Requirements: Look for the word "please" in the entries below, then copy every line that has it.

>> begin Record excerpts

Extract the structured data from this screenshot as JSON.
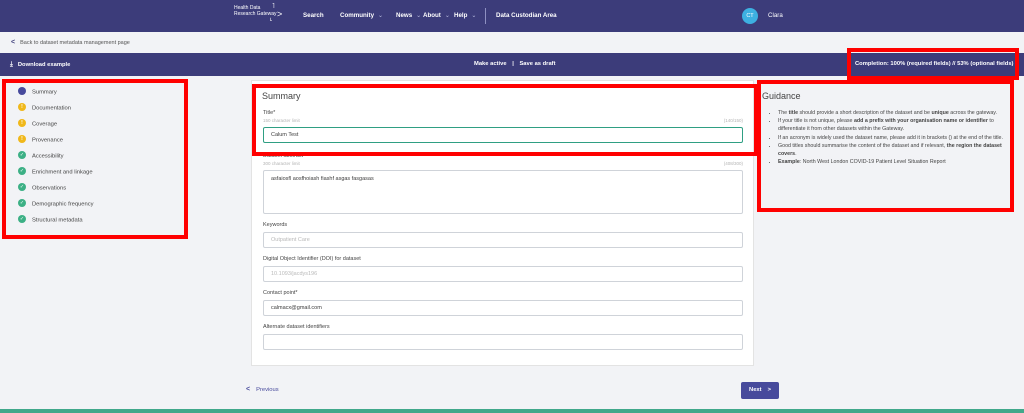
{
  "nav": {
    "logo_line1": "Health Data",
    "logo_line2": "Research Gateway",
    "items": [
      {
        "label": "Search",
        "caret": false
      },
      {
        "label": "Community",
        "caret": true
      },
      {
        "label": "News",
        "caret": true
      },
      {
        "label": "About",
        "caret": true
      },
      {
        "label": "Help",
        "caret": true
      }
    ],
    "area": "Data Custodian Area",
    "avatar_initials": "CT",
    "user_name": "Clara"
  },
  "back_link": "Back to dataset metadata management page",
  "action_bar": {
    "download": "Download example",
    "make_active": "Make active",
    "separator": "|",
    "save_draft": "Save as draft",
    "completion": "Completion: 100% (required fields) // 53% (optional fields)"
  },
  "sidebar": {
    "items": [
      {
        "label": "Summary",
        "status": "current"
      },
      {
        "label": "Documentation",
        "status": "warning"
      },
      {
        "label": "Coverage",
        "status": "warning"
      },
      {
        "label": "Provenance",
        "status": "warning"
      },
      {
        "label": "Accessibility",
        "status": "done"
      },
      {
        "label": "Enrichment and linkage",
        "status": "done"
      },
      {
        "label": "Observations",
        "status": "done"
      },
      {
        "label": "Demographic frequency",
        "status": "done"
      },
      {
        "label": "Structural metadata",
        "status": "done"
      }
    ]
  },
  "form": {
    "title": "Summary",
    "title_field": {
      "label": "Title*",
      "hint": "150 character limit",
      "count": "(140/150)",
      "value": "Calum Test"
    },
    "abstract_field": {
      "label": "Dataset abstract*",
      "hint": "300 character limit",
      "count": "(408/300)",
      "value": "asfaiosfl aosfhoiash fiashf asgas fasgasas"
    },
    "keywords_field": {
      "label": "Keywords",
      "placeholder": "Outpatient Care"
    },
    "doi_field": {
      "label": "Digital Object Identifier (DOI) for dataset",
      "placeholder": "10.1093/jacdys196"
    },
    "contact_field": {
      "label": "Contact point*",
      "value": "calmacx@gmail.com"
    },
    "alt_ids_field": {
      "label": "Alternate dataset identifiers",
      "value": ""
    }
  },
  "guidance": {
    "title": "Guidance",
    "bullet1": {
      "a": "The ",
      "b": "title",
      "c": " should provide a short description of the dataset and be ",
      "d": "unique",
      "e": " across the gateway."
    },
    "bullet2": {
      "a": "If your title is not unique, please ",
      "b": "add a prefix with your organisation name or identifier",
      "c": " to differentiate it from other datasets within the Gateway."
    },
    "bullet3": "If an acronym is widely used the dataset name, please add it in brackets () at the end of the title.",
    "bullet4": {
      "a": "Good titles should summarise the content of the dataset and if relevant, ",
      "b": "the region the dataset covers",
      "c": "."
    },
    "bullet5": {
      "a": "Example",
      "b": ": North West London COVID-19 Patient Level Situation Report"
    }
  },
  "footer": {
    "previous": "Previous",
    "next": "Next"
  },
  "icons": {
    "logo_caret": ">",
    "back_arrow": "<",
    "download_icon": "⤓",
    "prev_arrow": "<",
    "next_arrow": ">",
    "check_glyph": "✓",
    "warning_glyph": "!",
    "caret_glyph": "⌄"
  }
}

>> end Record excerpts
>> begin Record excerpts

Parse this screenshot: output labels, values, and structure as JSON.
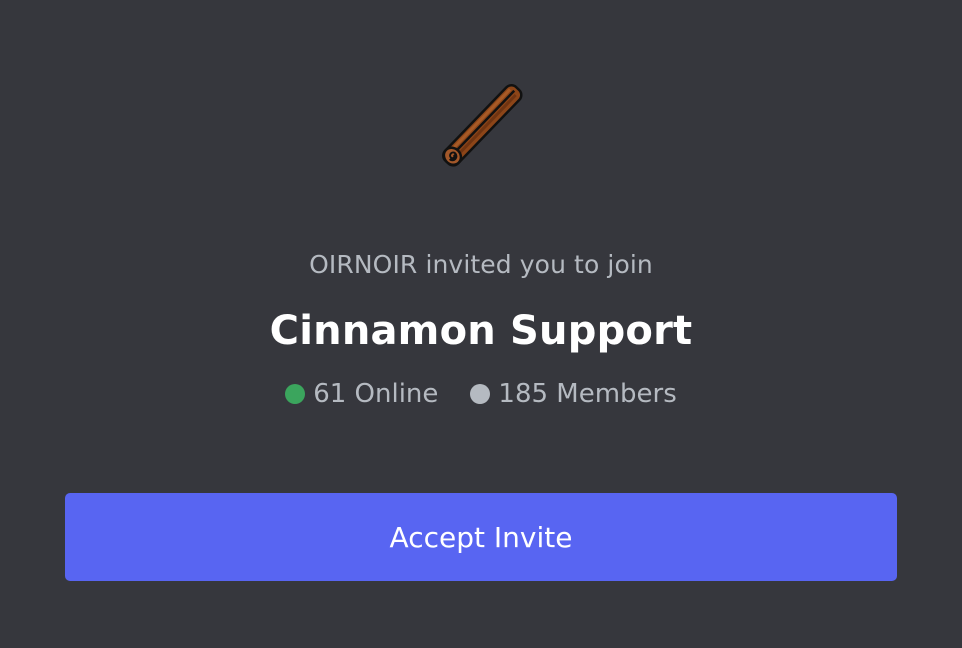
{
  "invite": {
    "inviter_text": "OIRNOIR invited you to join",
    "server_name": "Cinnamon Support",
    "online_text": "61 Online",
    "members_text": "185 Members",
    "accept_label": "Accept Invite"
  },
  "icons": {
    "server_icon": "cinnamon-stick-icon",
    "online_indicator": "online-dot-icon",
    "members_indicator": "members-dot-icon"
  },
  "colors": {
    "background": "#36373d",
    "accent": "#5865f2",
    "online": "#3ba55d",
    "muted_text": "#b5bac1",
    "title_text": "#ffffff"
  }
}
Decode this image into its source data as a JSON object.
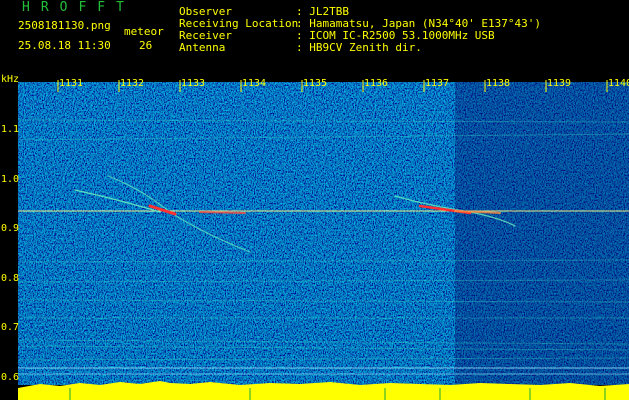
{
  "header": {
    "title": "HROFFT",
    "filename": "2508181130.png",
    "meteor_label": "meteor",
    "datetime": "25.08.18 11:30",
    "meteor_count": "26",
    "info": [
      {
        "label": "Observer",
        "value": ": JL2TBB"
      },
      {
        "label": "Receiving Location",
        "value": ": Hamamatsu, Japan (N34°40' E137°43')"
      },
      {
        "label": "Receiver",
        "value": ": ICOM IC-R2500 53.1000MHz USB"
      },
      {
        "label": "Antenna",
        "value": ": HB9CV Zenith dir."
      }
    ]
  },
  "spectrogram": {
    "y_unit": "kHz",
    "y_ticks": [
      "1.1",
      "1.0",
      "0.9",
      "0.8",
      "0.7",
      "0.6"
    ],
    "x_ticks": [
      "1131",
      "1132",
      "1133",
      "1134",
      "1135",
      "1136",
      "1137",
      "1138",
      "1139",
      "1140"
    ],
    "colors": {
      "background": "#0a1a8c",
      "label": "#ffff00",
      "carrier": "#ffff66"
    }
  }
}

>> end Record excerpts

Answer to this problem:
      "a": "If your title is not unique, please ",
    "bullet3": "If an acronym is widely used the dataset name, please add it in brackets () at the end of the title.",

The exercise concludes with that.